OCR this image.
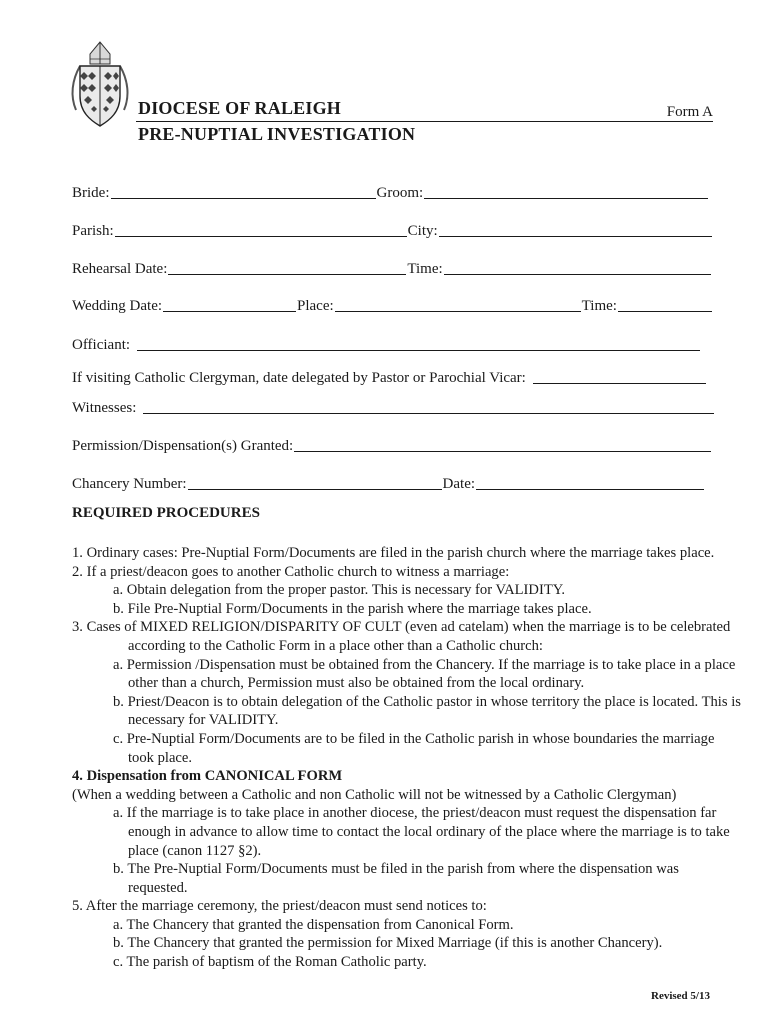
DIOCESE OF RALEIGH
PRE-NUPTIAL INVESTIGATION
Form A
Bride:	Groom:
Parish:	City:
Rehearsal Date:	Time:
Wedding Date:	Place:	Time:
Officiant:
If visiting Catholic Clergyman, date delegated by Pastor or Parochial Vicar:
Witnesses:
Permission/Dispensation(s) Granted:
Chancery Number:	Date:
REQUIRED PROCEDURES

1. Ordinary cases: Pre-Nuptial Form/Documents are filed in the parish church where the marriage takes place.

2. If a priest/deacon goes to another Catholic church to witness a marriage:

a. Obtain delegation from the proper pastor. This is necessary for VALIDITY.

b. File Pre-Nuptial Form/Documents in the parish where the marriage takes place.

3. Cases of MIXED RELIGION/DISPARITY OF CULT (even ad catelam) when the marriage is to be celebrated according to the Catholic Form in a place other than a Catholic church:

a. Permission /Dispensation must be obtained from the Chancery. If the marriage is to take place in a place other than a church, Permission must also be obtained from the local ordinary.

b. Priest/Deacon is to obtain delegation of the Catholic pastor in whose territory the place is located. This is necessary for VALIDITY.

c. Pre-Nuptial Form/Documents are to be filed in the Catholic parish in whose boundaries the marriage took place.

4. Dispensation from CANONICAL FORM

(When a wedding between a Catholic and non Catholic will not be witnessed by a Catholic Clergyman)

a. If the marriage is to take place in another diocese, the priest/deacon must request the dispensation far enough in advance to allow time to contact the local ordinary of the place where the marriage is to take place (canon 1127 §2).

b. The Pre-Nuptial Form/Documents must be filed in the parish from where the dispensation was requested.

5. After the marriage ceremony, the priest/deacon must send notices to:

a. The Chancery that granted the dispensation from Canonical Form.

b. The Chancery that granted the permission for Mixed Marriage (if this is another Chancery).

c. The parish of baptism of the Roman Catholic party.

Revised 5/13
------------------------------
• [Work to complete]
Identify the lines in the entries above that contain "VALIDITY", then copy them out.

• [Reply to the exercise]
a. Obtain delegation from the proper pastor. This is necessary for VALIDITY.
b. Priest/Deacon is to obtain delegation of the Catholic pastor in whose territory the place is located. This is necessary for VALIDITY.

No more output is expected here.